**GIVEN REQUEST**
All of the material should be reproduced exactly, with pictures left out.

Records from a data source
--- start ---
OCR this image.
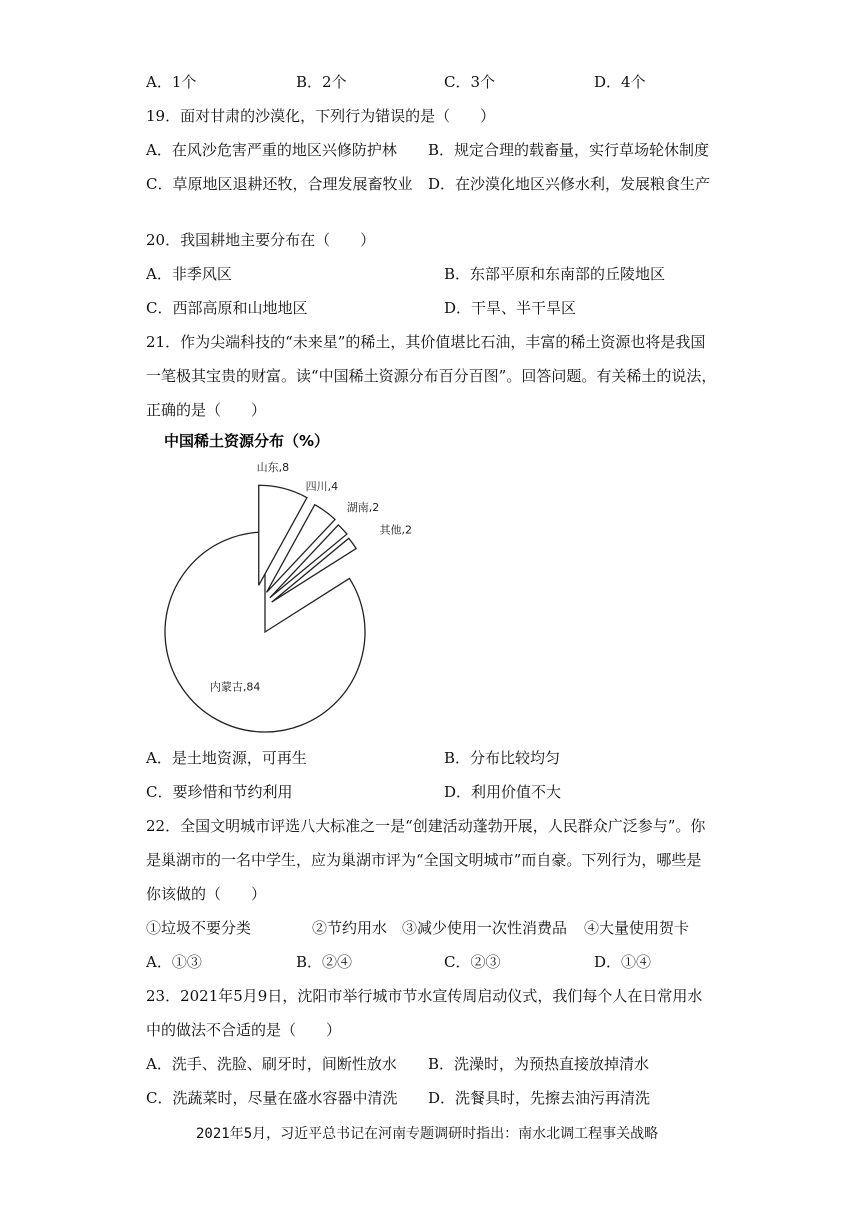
A．1个	B．2个	C．3个	D．4个
19．面对甘肃的沙漠化，下列行为错误的是（　　）
A．在风沙危害严重的地区兴修防护林 B．规定合理的载畜量，实行草场轮休制度
C．草原地区退耕还牧，合理发展畜牧业 D．在沙漠化地区兴修水利，发展粮食生产
20．我国耕地主要分布在（　　）
A．非季风区	B．东部平原和东南部的丘陵地区
C．西部高原和山地地区	D．干旱、半干旱区
21．作为尖端科技的“未来星”的稀土，其价值堪比石油，丰富的稀土资源也将是我国
一笔极其宝贵的财富。读“中国稀土资源分布百分百图”。回答问题。有关稀土的说法，
正确的是（　　）
中国稀土资源分布（%）
内蒙古,84
山东,8
四川,4
湖南,2
其他,2
A．是土地资源，可再生	B．分布比较均匀
C．要珍惜和节约利用	D．利用价值不大
22．全国文明城市评选八大标准之一是“创建活动蓬勃开展，人民群众广泛参与”。你
是巢湖市的一名中学生，应为巢湖市评为“全国文明城市”而自豪。下列行为，哪些是
你该做的（　　）
①垃圾不要分类	②节约用水 ③减少使用一次性消费品 ④大量使用贺卡
A．①③	B．②④	C．②③	D．①④
23．2021年5月9日，沈阳市举行城市节水宣传周启动仪式，我们每个人在日常用水
中的做法不合适的是（　　）
A．洗手、洗脸、刷牙时，间断性放水 B．洗澡时，为预热直接放掉清水
C．洗蔬菜时，尽量在盛水容器中清洗 D．洗餐具时，先擦去油污再清洗
2021年5月，习近平总书记在河南专题调研时指出：南水北调工程事关战略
--- end ---
**SOLVED PROBLEM**
OCR this image.
A．1个	B．2个	C．3个	D．4个
19．面对甘肃的沙漠化，下列行为错误的是（　　）
A．在风沙危害严重的地区兴修防护林 B．规定合理的载畜量，实行草场轮休制度
C．草原地区退耕还牧，合理发展畜牧业 D．在沙漠化地区兴修水利，发展粮食生产
20．我国耕地主要分布在（　　）
A．非季风区	B．东部平原和东南部的丘陵地区
C．西部高原和山地地区	D．干旱、半干旱区
21．作为尖端科技的“未来星”的稀土，其价值堪比石油，丰富的稀土资源也将是我国
一笔极其宝贵的财富。读“中国稀土资源分布百分百图”。回答问题。有关稀土的说法，
正确的是（　　）
中国稀土资源分布（%）
内蒙古,84
山东,8
四川,4
湖南,2
其他,2
A．是土地资源，可再生	B．分布比较均匀
C．要珍惜和节约利用	D．利用价值不大
22．全国文明城市评选八大标准之一是“创建活动蓬勃开展，人民群众广泛参与”。你
是巢湖市的一名中学生，应为巢湖市评为“全国文明城市”而自豪。下列行为，哪些是
你该做的（　　）
①垃圾不要分类	②节约用水 ③减少使用一次性消费品 ④大量使用贺卡
A．①③	B．②④	C．②③	D．①④
23．2021年5月9日，沈阳市举行城市节水宣传周启动仪式，我们每个人在日常用水
中的做法不合适的是（　　）
A．洗手、洗脸、刷牙时，间断性放水 B．洗澡时，为预热直接放掉清水
C．洗蔬菜时，尽量在盛水容器中清洗 D．洗餐具时，先擦去油污再清洗
2021年5月，习近平总书记在河南专题调研时指出：南水北调工程事关战略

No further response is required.